• PROBLEM: Your task is to transcribe all of the records exactly and leave out the pictures.

-------------------------

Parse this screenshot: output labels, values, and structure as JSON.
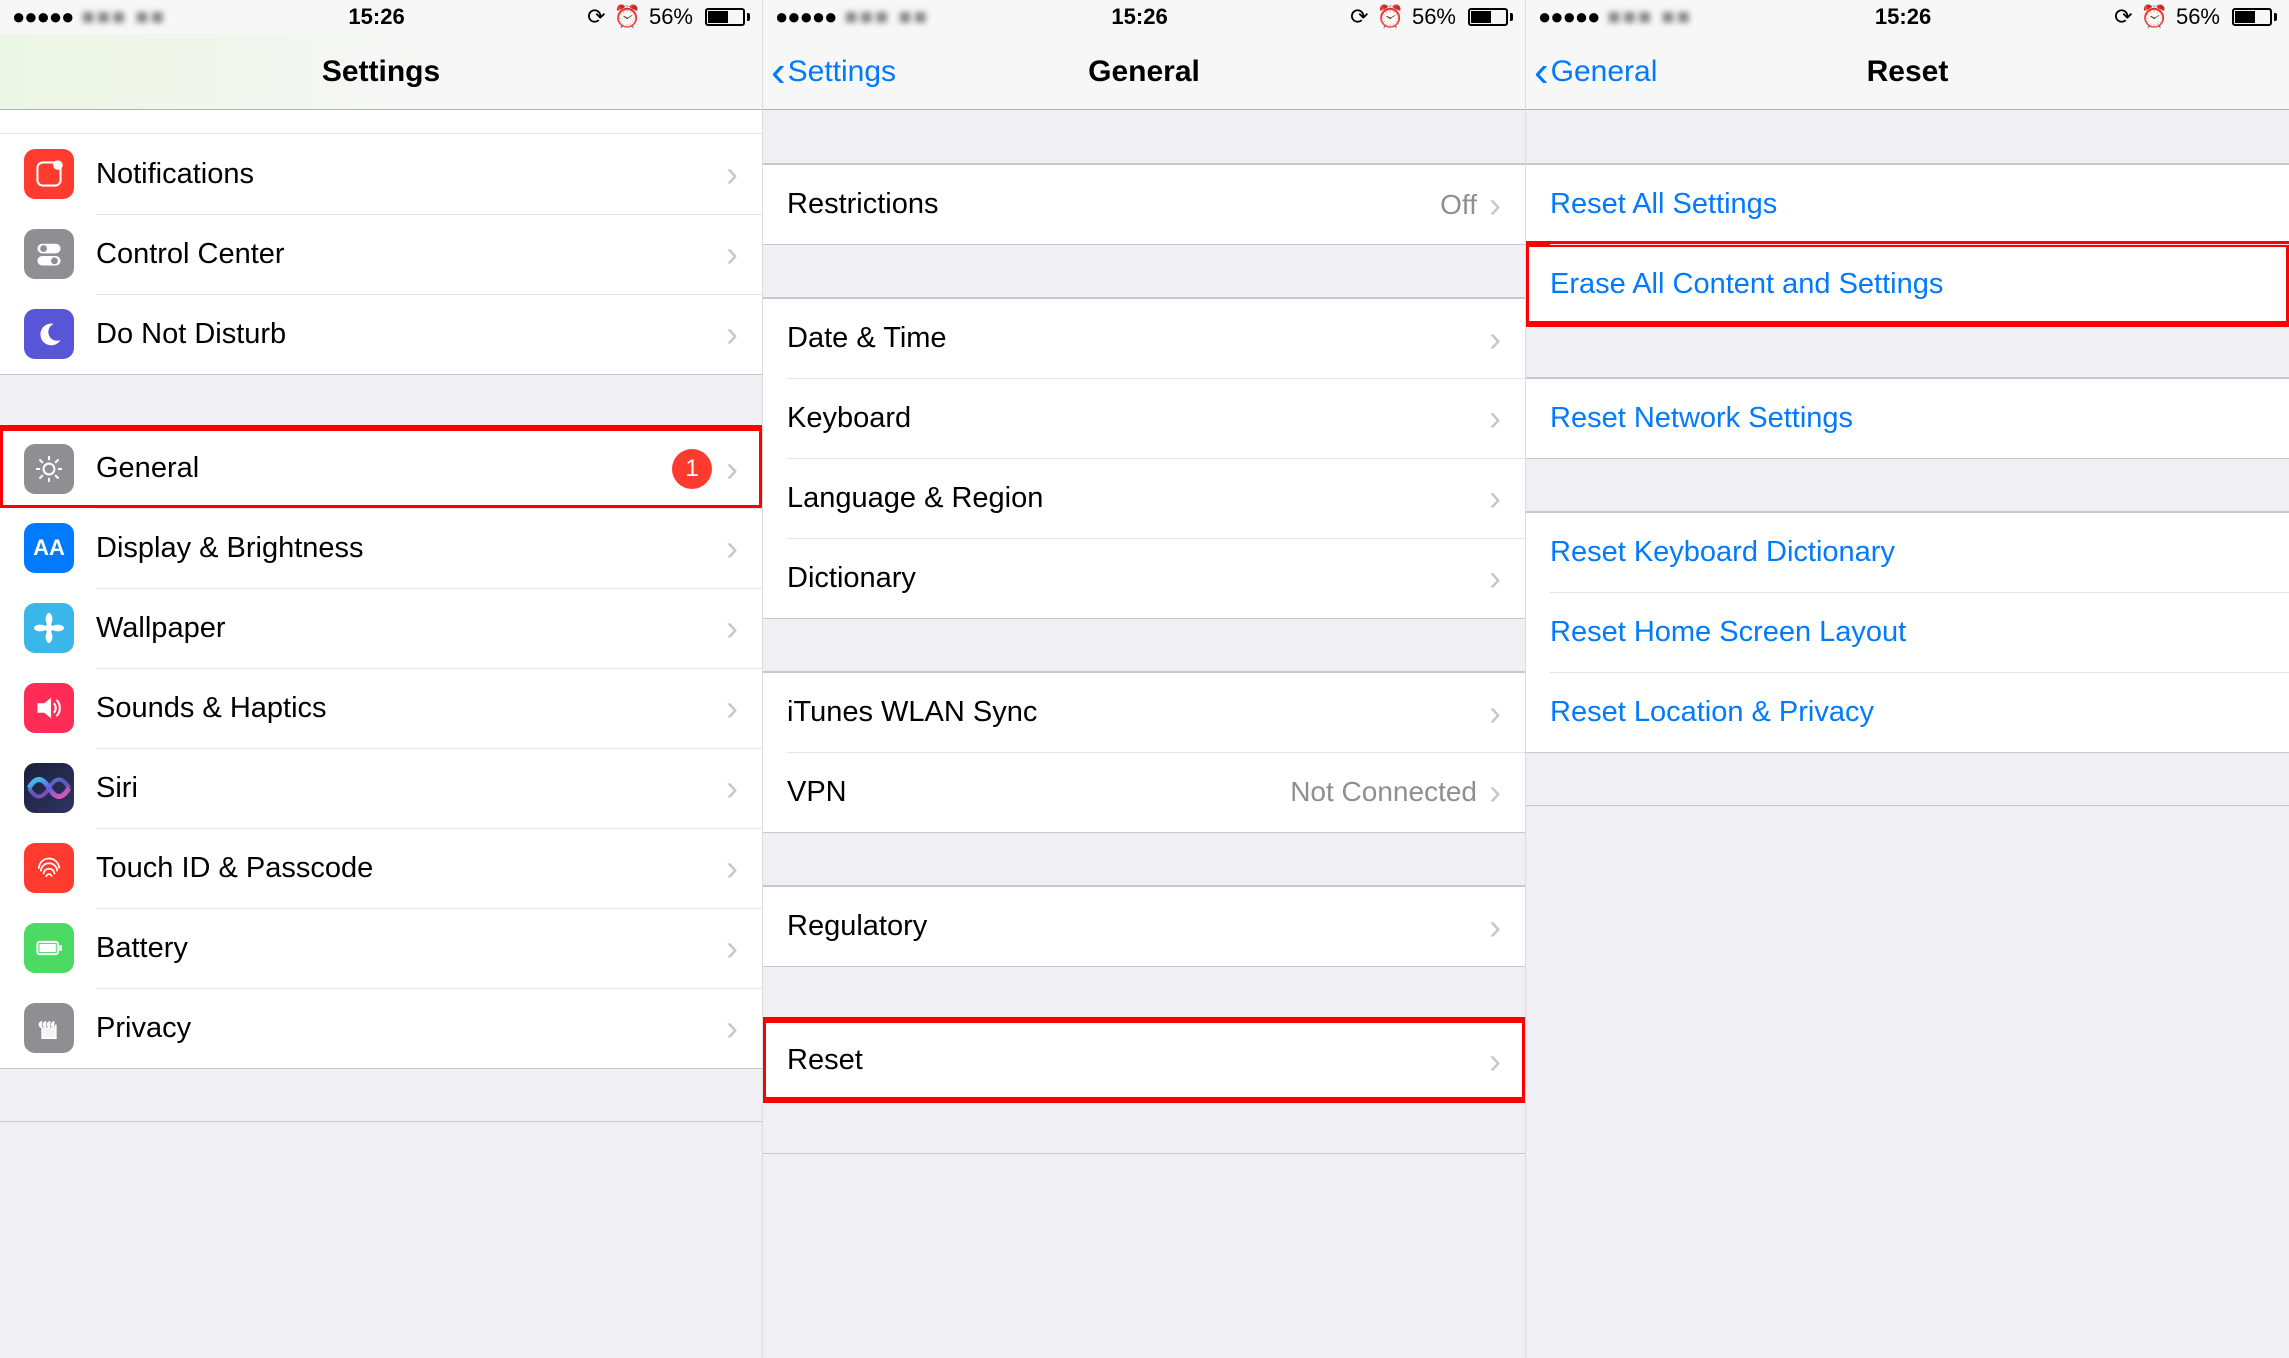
{
  "status": {
    "signal_glyph": "●●●●●",
    "carrier_blur": "■■■  ■■",
    "time": "15:26",
    "lock_glyph": "⟳",
    "alarm_glyph": "⏰",
    "battery_pct": "56%"
  },
  "screen1": {
    "title": "Settings",
    "groups": [
      {
        "partial_top": true,
        "items": [
          {
            "icon": "notifications",
            "label": "Notifications"
          },
          {
            "icon": "control",
            "label": "Control Center"
          },
          {
            "icon": "dnd",
            "label": "Do Not Disturb"
          }
        ]
      },
      {
        "items": [
          {
            "icon": "general",
            "label": "General",
            "badge": "1",
            "highlight": true
          },
          {
            "icon": "display",
            "label": "Display & Brightness"
          },
          {
            "icon": "wallpaper",
            "label": "Wallpaper"
          },
          {
            "icon": "sounds",
            "label": "Sounds & Haptics"
          },
          {
            "icon": "siri",
            "label": "Siri"
          },
          {
            "icon": "touchid",
            "label": "Touch ID & Passcode"
          },
          {
            "icon": "battery",
            "label": "Battery"
          },
          {
            "icon": "privacy",
            "label": "Privacy"
          }
        ]
      }
    ]
  },
  "screen2": {
    "back": "Settings",
    "title": "General",
    "groups": [
      {
        "items": [
          {
            "label": "Restrictions",
            "value": "Off"
          }
        ]
      },
      {
        "items": [
          {
            "label": "Date & Time"
          },
          {
            "label": "Keyboard"
          },
          {
            "label": "Language & Region"
          },
          {
            "label": "Dictionary"
          }
        ]
      },
      {
        "items": [
          {
            "label": "iTunes WLAN Sync"
          },
          {
            "label": "VPN",
            "value": "Not Connected"
          }
        ]
      },
      {
        "items": [
          {
            "label": "Regulatory"
          }
        ]
      },
      {
        "items": [
          {
            "label": "Reset",
            "highlight": true
          }
        ]
      }
    ]
  },
  "screen3": {
    "back": "General",
    "title": "Reset",
    "groups": [
      {
        "items": [
          {
            "label": "Reset All Settings",
            "blue": true
          },
          {
            "label": "Erase All Content and Settings",
            "blue": true,
            "highlight": true
          }
        ]
      },
      {
        "items": [
          {
            "label": "Reset Network Settings",
            "blue": true
          }
        ]
      },
      {
        "items": [
          {
            "label": "Reset Keyboard Dictionary",
            "blue": true
          },
          {
            "label": "Reset Home Screen Layout",
            "blue": true
          },
          {
            "label": "Reset Location & Privacy",
            "blue": true
          }
        ]
      }
    ]
  },
  "icons": {
    "notifications": "notifications-icon",
    "control": "control-center-icon",
    "dnd": "moon-icon",
    "general": "gear-icon",
    "display": "aa-icon",
    "wallpaper": "flower-icon",
    "sounds": "speaker-icon",
    "siri": "siri-icon",
    "touchid": "fingerprint-icon",
    "battery": "battery-icon",
    "privacy": "hand-icon"
  }
}
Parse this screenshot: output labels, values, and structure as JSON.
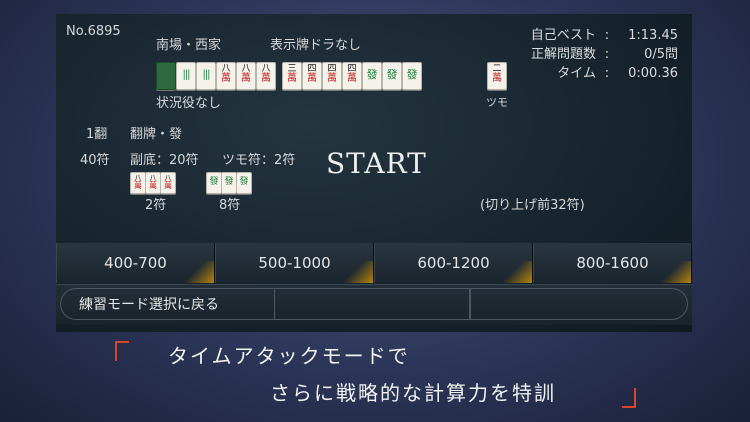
{
  "problem": {
    "number": "No.6895"
  },
  "round": {
    "wind": "南場・西家",
    "dora": "表示牌ドラなし",
    "situation": "状況役なし",
    "win_type": "ツモ"
  },
  "stats": [
    {
      "label": "自己ベスト",
      "value": "1:13.45"
    },
    {
      "label": "正解問題数",
      "value": "0/5問"
    },
    {
      "label": "タイム",
      "value": "0:00.36"
    }
  ],
  "hand": {
    "concealed_tiles": [
      {
        "kind": "back",
        "name": "tile-back"
      },
      {
        "kind": "bamboo",
        "top": "",
        "bot": "|||",
        "name": "sou-tile"
      },
      {
        "kind": "bamboo",
        "top": "",
        "bot": "|||",
        "name": "sou-tile"
      },
      {
        "kind": "man",
        "top": "八",
        "bot": "萬",
        "name": "man-tile"
      },
      {
        "kind": "man",
        "top": "八",
        "bot": "萬",
        "name": "man-tile"
      },
      {
        "kind": "man",
        "top": "八",
        "bot": "萬",
        "name": "man-tile"
      }
    ],
    "open_tiles": [
      {
        "kind": "man",
        "top": "三",
        "bot": "萬",
        "name": "man-tile"
      },
      {
        "kind": "man",
        "top": "四",
        "bot": "萬",
        "name": "man-tile"
      },
      {
        "kind": "man",
        "top": "四",
        "bot": "萬",
        "name": "man-tile"
      },
      {
        "kind": "man",
        "top": "四",
        "bot": "萬",
        "name": "man-tile"
      },
      {
        "kind": "green",
        "top": "",
        "bot": "發",
        "name": "hatsu-tile"
      },
      {
        "kind": "green",
        "top": "",
        "bot": "發",
        "name": "hatsu-tile"
      },
      {
        "kind": "green",
        "top": "",
        "bot": "發",
        "name": "hatsu-tile"
      }
    ],
    "win_tile": {
      "kind": "man",
      "top": "二",
      "bot": "萬",
      "name": "man-tile"
    }
  },
  "scoring": {
    "han": "1翻",
    "yaku": "翻牌・發",
    "fu": "40符",
    "base_fu": "副底：20符",
    "tsumo_fu": "ツモ符：2符",
    "meld1_fu": "2符",
    "meld2_fu": "8符",
    "rounding_note": "(切り上げ前32符)",
    "meld1_tiles": [
      {
        "kind": "man",
        "top": "八",
        "bot": "萬"
      },
      {
        "kind": "man",
        "top": "八",
        "bot": "萬"
      },
      {
        "kind": "man",
        "top": "八",
        "bot": "萬"
      }
    ],
    "meld2_tiles": [
      {
        "kind": "green",
        "top": "",
        "bot": "發"
      },
      {
        "kind": "green",
        "top": "",
        "bot": "發"
      },
      {
        "kind": "green",
        "top": "",
        "bot": "發"
      }
    ]
  },
  "start_label": "START",
  "choices": [
    "400-700",
    "500-1000",
    "600-1200",
    "800-1600"
  ],
  "back_button": "練習モード選択に戻る",
  "captions": {
    "line1": "タイムアタックモードで",
    "line2": "さらに戦略的な計算力を特訓"
  },
  "colors": {
    "accent_gold": "#b8860b",
    "bracket_red": "#d9452a",
    "man_red": "#c12020",
    "hatsu_green": "#1d7d3a"
  }
}
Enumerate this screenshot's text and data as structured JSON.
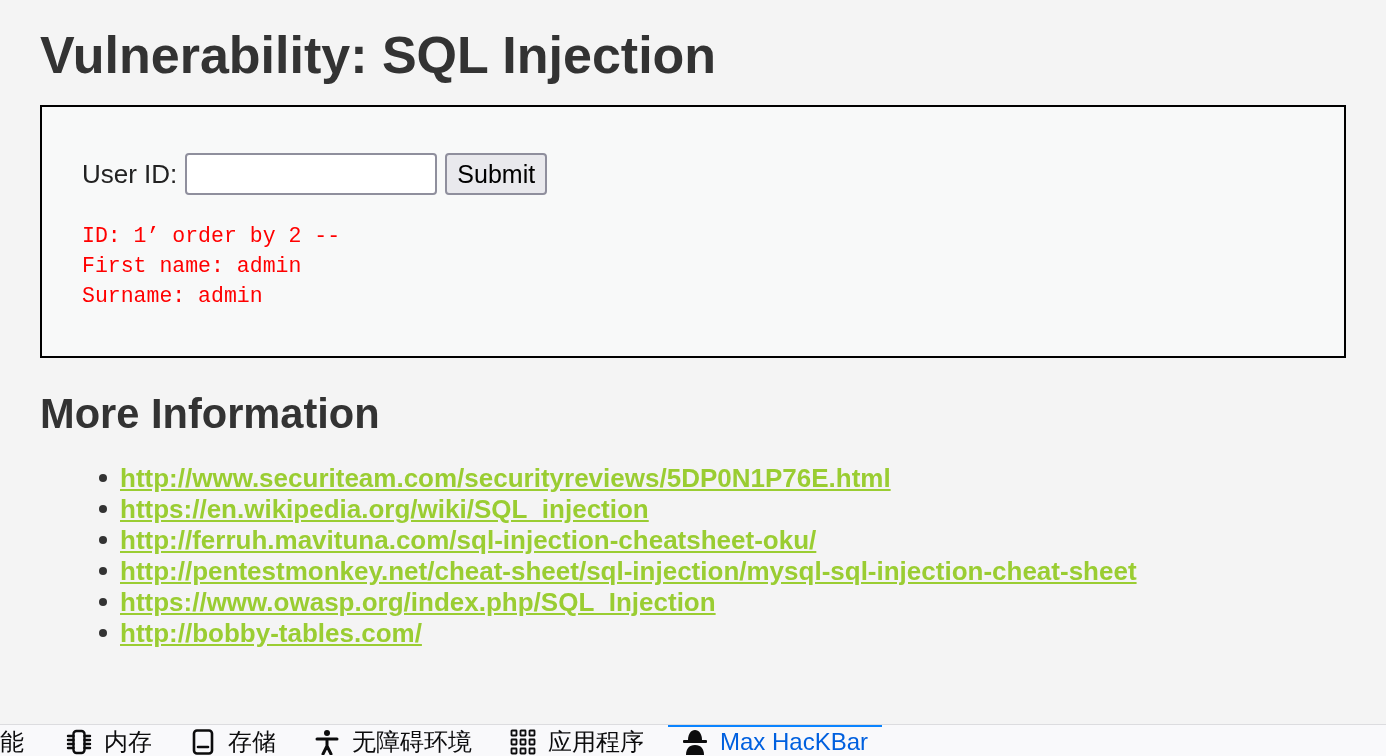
{
  "page": {
    "title": "Vulnerability: SQL Injection"
  },
  "form": {
    "label": "User ID:",
    "submit_button": "Submit"
  },
  "result_lines": [
    "ID: 1’ order by 2 --",
    "First name: admin",
    "Surname: admin"
  ],
  "more_information": {
    "heading": "More Information",
    "links": [
      "http://www.securiteam.com/securityreviews/5DP0N1P76E.html",
      "https://en.wikipedia.org/wiki/SQL_injection",
      "http://ferruh.mavituna.com/sql-injection-cheatsheet-oku/",
      "http://pentestmonkey.net/cheat-sheet/sql-injection/mysql-sql-injection-cheat-sheet",
      "https://www.owasp.org/index.php/SQL_Injection",
      "http://bobby-tables.com/"
    ]
  },
  "devtools_tabs": [
    {
      "label": "能",
      "selected": false
    },
    {
      "label": "内存",
      "selected": false
    },
    {
      "label": "存储",
      "selected": false
    },
    {
      "label": "无障碍环境",
      "selected": false
    },
    {
      "label": "应用程序",
      "selected": false
    },
    {
      "label": "Max HacKBar",
      "selected": true
    }
  ]
}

-------------------------

• THE SOLUTION:
Parse this screenshot: output labels, values, and structure as JSON.
{
  "status": {
    "signal_glyph": "●●●●●",
    "carrier_blur": "■■■  ■■",
    "time": "15:26",
    "lock_glyph": "⟳",
    "alarm_glyph": "⏰",
    "battery_pct": "56%"
  },
  "screen1": {
    "title": "Settings",
    "groups": [
      {
        "partial_top": true,
        "items": [
          {
            "icon": "notifications",
            "label": "Notifications"
          },
          {
            "icon": "control",
            "label": "Control Center"
          },
          {
            "icon": "dnd",
            "label": "Do Not Disturb"
          }
        ]
      },
      {
        "items": [
          {
            "icon": "general",
            "label": "General",
            "badge": "1",
            "highlight": true
          },
          {
            "icon": "display",
            "label": "Display & Brightness"
          },
          {
            "icon": "wallpaper",
            "label": "Wallpaper"
          },
          {
            "icon": "sounds",
            "label": "Sounds & Haptics"
          },
          {
            "icon": "siri",
            "label": "Siri"
          },
          {
            "icon": "touchid",
            "label": "Touch ID & Passcode"
          },
          {
            "icon": "battery",
            "label": "Battery"
          },
          {
            "icon": "privacy",
            "label": "Privacy"
          }
        ]
      }
    ]
  },
  "screen2": {
    "back": "Settings",
    "title": "General",
    "groups": [
      {
        "items": [
          {
            "label": "Restrictions",
            "value": "Off"
          }
        ]
      },
      {
        "items": [
          {
            "label": "Date & Time"
          },
          {
            "label": "Keyboard"
          },
          {
            "label": "Language & Region"
          },
          {
            "label": "Dictionary"
          }
        ]
      },
      {
        "items": [
          {
            "label": "iTunes WLAN Sync"
          },
          {
            "label": "VPN",
            "value": "Not Connected"
          }
        ]
      },
      {
        "items": [
          {
            "label": "Regulatory"
          }
        ]
      },
      {
        "items": [
          {
            "label": "Reset",
            "highlight": true
          }
        ]
      }
    ]
  },
  "screen3": {
    "back": "General",
    "title": "Reset",
    "groups": [
      {
        "items": [
          {
            "label": "Reset All Settings",
            "blue": true
          },
          {
            "label": "Erase All Content and Settings",
            "blue": true,
            "highlight": true
          }
        ]
      },
      {
        "items": [
          {
            "label": "Reset Network Settings",
            "blue": true
          }
        ]
      },
      {
        "items": [
          {
            "label": "Reset Keyboard Dictionary",
            "blue": true
          },
          {
            "label": "Reset Home Screen Layout",
            "blue": true
          },
          {
            "label": "Reset Location & Privacy",
            "blue": true
          }
        ]
      }
    ]
  },
  "icons": {
    "notifications": "notifications-icon",
    "control": "control-center-icon",
    "dnd": "moon-icon",
    "general": "gear-icon",
    "display": "aa-icon",
    "wallpaper": "flower-icon",
    "sounds": "speaker-icon",
    "siri": "siri-icon",
    "touchid": "fingerprint-icon",
    "battery": "battery-icon",
    "privacy": "hand-icon"
  }
}
Parse this screenshot: output labels, values, and structure as JSON.
{
  "problem": {
    "number": "No.6895"
  },
  "round": {
    "wind": "南場・西家",
    "dora": "表示牌ドラなし",
    "situation": "状況役なし",
    "win_type": "ツモ"
  },
  "stats": [
    {
      "label": "自己ベスト",
      "value": "1:13.45"
    },
    {
      "label": "正解問題数",
      "value": "0/5問"
    },
    {
      "label": "タイム",
      "value": "0:00.36"
    }
  ],
  "hand": {
    "concealed_tiles": [
      {
        "kind": "back",
        "name": "tile-back"
      },
      {
        "kind": "bamboo",
        "top": "",
        "bot": "|||",
        "name": "sou-tile"
      },
      {
        "kind": "bamboo",
        "top": "",
        "bot": "|||",
        "name": "sou-tile"
      },
      {
        "kind": "man",
        "top": "八",
        "bot": "萬",
        "name": "man-tile"
      },
      {
        "kind": "man",
        "top": "八",
        "bot": "萬",
        "name": "man-tile"
      },
      {
        "kind": "man",
        "top": "八",
        "bot": "萬",
        "name": "man-tile"
      }
    ],
    "open_tiles": [
      {
        "kind": "man",
        "top": "三",
        "bot": "萬",
        "name": "man-tile"
      },
      {
        "kind": "man",
        "top": "四",
        "bot": "萬",
        "name": "man-tile"
      },
      {
        "kind": "man",
        "top": "四",
        "bot": "萬",
        "name": "man-tile"
      },
      {
        "kind": "man",
        "top": "四",
        "bot": "萬",
        "name": "man-tile"
      },
      {
        "kind": "green",
        "top": "",
        "bot": "發",
        "name": "hatsu-tile"
      },
      {
        "kind": "green",
        "top": "",
        "bot": "發",
        "name": "hatsu-tile"
      },
      {
        "kind": "green",
        "top": "",
        "bot": "發",
        "name": "hatsu-tile"
      }
    ],
    "win_tile": {
      "kind": "man",
      "top": "二",
      "bot": "萬",
      "name": "man-tile"
    }
  },
  "scoring": {
    "han": "1翻",
    "yaku": "翻牌・發",
    "fu": "40符",
    "base_fu": "副底：20符",
    "tsumo_fu": "ツモ符：2符",
    "meld1_fu": "2符",
    "meld2_fu": "8符",
    "rounding_note": "(切り上げ前32符)",
    "meld1_tiles": [
      {
        "kind": "man",
        "top": "八",
        "bot": "萬"
      },
      {
        "kind": "man",
        "top": "八",
        "bot": "萬"
      },
      {
        "kind": "man",
        "top": "八",
        "bot": "萬"
      }
    ],
    "meld2_tiles": [
      {
        "kind": "green",
        "top": "",
        "bot": "發"
      },
      {
        "kind": "green",
        "top": "",
        "bot": "發"
      },
      {
        "kind": "green",
        "top": "",
        "bot": "發"
      }
    ]
  },
  "start_label": "START",
  "choices": [
    "400-700",
    "500-1000",
    "600-1200",
    "800-1600"
  ],
  "back_button": "練習モード選択に戻る",
  "captions": {
    "line1": "タイムアタックモードで",
    "line2": "さらに戦略的な計算力を特訓"
  },
  "colors": {
    "accent_gold": "#b8860b",
    "bracket_red": "#d9452a",
    "man_red": "#c12020",
    "hatsu_green": "#1d7d3a"
  }
}
Enumerate this screenshot's text and data as structured JSON.
{
  "page": {
    "title": "Vulnerability: SQL Injection"
  },
  "form": {
    "label": "User ID:",
    "submit_button": "Submit"
  },
  "result_lines": [
    "ID: 1’ order by 2 --",
    "First name: admin",
    "Surname: admin"
  ],
  "more_information": {
    "heading": "More Information",
    "links": [
      "http://www.securiteam.com/securityreviews/5DP0N1P76E.html",
      "https://en.wikipedia.org/wiki/SQL_injection",
      "http://ferruh.mavituna.com/sql-injection-cheatsheet-oku/",
      "http://pentestmonkey.net/cheat-sheet/sql-injection/mysql-sql-injection-cheat-sheet",
      "https://www.owasp.org/index.php/SQL_Injection",
      "http://bobby-tables.com/"
    ]
  },
  "devtools_tabs": [
    {
      "label": "能",
      "selected": false
    },
    {
      "label": "内存",
      "selected": false
    },
    {
      "label": "存储",
      "selected": false
    },
    {
      "label": "无障碍环境",
      "selected": false
    },
    {
      "label": "应用程序",
      "selected": false
    },
    {
      "label": "Max HacKBar",
      "selected": true
    }
  ]
}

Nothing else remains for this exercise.